Exercise instructions. Find the line containing "Extract all readable text from this page.". Retype it and every line after it through the end of the entries, exactly as written, with nothing added.

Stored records

*****

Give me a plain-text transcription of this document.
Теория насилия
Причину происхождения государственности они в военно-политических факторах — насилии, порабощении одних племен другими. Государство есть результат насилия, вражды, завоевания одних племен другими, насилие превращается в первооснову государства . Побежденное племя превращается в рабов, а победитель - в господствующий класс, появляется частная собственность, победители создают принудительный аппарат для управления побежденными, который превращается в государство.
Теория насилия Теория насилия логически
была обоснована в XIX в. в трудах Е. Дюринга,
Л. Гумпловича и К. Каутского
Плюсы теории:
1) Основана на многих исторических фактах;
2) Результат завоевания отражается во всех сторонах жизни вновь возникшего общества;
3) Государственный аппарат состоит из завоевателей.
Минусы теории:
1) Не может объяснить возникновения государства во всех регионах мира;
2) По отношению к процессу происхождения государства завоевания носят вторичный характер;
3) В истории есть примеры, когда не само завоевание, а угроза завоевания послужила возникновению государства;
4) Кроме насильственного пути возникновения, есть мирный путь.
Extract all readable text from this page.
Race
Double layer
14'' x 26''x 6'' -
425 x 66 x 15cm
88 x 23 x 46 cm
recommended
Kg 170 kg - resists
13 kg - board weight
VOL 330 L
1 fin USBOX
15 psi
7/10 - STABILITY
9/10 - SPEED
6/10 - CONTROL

*****

Full answer.
Extract all readable text from this page.
Race
Double layer
14'' x 26''x 6'' -
425 x 66 x 15cm
88 x 23 x 46 cm
recommended
Kg 170 kg - resists
13 kg - board weight
VOL 330 L
1 fin USBOX
15 psi
7/10 - STABILITY
9/10 - SPEED
6/10 - CONTROL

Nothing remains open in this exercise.